#### Set task:
For the data below, work out how many lines include the string "散客天天" and report only the number.
─── Provided data ───
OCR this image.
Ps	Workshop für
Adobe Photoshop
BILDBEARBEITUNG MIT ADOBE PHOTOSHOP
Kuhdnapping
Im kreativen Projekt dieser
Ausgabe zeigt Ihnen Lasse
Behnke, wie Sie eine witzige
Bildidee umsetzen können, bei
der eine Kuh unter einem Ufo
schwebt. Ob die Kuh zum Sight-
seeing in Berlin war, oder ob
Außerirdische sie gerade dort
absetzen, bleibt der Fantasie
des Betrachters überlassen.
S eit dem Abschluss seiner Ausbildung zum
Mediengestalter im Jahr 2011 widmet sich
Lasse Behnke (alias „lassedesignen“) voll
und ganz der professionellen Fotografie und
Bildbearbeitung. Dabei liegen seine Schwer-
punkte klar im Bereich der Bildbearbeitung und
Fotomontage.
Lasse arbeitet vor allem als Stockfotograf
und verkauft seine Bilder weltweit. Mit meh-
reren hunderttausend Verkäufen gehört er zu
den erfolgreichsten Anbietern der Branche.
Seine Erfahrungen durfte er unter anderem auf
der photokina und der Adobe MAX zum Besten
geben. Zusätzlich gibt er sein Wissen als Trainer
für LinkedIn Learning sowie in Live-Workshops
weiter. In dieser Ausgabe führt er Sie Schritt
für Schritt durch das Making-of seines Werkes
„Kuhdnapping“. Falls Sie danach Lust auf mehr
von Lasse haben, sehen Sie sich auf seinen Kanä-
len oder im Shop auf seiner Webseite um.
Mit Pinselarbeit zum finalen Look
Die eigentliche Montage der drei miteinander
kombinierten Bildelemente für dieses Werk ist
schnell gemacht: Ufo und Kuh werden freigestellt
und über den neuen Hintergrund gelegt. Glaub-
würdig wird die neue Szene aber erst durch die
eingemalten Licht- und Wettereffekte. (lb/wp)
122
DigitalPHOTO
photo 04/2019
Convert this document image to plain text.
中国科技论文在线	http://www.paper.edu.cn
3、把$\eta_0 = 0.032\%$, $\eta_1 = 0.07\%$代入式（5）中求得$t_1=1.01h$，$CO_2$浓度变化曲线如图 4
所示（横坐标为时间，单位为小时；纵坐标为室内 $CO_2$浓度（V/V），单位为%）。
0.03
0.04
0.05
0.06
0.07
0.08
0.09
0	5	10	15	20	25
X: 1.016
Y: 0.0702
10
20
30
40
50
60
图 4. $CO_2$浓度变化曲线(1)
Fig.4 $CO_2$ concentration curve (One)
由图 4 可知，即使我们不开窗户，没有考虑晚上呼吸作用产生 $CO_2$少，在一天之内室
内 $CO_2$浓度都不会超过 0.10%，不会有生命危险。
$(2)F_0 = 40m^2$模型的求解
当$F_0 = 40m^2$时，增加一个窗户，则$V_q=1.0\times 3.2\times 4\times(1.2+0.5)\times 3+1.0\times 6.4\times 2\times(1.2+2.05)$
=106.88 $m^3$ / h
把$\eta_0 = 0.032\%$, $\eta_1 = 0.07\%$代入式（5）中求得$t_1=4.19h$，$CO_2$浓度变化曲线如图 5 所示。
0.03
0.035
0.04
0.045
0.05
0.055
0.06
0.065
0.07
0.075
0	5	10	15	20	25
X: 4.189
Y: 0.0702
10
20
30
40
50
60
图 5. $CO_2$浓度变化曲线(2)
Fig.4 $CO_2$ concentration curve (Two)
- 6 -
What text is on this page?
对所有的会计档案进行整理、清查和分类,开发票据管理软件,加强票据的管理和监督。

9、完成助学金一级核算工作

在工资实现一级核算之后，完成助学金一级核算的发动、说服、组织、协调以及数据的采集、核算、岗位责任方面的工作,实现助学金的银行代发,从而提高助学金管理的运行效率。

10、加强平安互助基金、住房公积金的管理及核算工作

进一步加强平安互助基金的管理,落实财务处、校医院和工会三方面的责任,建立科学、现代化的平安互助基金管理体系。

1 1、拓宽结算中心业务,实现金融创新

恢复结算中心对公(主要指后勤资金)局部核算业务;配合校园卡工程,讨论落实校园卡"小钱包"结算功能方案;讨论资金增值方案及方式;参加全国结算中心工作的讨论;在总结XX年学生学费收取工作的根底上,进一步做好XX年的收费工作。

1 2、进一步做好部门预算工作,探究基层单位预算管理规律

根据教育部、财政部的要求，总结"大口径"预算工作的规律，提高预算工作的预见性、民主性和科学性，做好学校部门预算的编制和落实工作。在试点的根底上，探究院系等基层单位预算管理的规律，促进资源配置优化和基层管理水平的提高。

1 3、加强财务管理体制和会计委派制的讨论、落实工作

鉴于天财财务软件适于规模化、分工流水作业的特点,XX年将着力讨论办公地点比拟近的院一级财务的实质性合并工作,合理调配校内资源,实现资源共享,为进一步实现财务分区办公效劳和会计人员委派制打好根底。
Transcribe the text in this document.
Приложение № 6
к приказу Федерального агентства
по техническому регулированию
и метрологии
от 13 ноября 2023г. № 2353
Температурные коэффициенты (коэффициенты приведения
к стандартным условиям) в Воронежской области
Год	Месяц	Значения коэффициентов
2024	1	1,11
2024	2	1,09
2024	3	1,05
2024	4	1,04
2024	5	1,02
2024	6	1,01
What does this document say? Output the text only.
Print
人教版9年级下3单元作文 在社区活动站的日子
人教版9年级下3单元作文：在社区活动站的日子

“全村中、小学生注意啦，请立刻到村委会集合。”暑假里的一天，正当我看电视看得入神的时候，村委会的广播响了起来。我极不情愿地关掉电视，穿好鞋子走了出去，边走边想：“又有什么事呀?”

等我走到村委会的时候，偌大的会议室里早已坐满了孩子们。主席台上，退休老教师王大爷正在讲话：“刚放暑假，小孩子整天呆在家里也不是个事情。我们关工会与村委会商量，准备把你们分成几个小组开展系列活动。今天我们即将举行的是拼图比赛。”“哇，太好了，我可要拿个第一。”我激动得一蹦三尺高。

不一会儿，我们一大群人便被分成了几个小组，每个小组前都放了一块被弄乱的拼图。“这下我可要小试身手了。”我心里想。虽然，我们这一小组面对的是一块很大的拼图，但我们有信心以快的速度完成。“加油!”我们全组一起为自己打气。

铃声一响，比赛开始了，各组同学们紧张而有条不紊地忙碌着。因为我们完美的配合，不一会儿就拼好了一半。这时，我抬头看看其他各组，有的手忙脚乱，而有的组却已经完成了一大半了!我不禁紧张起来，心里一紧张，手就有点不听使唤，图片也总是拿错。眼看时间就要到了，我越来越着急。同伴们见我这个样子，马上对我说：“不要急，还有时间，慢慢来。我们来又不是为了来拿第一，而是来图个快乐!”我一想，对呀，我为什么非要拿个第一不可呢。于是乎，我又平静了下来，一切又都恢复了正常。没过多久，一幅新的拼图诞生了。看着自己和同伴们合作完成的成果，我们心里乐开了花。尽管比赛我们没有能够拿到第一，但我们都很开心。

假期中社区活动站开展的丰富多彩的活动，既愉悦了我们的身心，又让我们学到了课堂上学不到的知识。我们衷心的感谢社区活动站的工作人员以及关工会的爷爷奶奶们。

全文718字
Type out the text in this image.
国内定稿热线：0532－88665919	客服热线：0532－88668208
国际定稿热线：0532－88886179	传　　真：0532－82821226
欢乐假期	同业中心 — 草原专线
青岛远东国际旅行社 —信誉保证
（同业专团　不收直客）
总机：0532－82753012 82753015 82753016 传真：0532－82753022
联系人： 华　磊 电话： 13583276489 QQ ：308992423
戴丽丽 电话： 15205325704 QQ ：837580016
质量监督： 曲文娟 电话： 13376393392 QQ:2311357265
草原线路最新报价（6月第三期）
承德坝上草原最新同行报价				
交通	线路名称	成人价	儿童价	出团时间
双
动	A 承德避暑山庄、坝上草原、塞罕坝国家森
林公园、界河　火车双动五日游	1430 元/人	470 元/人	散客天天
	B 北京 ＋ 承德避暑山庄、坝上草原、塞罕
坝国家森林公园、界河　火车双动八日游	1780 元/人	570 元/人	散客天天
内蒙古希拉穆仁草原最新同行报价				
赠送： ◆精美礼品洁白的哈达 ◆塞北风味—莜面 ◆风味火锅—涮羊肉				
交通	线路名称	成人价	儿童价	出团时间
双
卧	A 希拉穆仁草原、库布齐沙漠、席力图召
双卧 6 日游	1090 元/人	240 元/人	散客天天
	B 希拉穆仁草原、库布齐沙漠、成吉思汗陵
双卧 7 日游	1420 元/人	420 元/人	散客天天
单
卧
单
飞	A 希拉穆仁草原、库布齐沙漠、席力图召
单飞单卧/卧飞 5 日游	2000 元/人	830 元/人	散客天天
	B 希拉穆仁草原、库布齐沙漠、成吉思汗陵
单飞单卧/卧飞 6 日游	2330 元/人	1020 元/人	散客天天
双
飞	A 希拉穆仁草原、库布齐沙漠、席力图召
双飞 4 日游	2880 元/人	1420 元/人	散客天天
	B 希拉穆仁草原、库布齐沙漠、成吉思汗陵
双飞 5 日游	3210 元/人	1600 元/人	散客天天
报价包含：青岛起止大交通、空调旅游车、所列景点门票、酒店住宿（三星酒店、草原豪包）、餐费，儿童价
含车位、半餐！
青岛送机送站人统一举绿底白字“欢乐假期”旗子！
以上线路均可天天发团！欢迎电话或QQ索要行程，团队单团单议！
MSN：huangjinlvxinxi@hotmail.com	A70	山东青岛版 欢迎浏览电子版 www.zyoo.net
───
#### Solution for this exercise:
8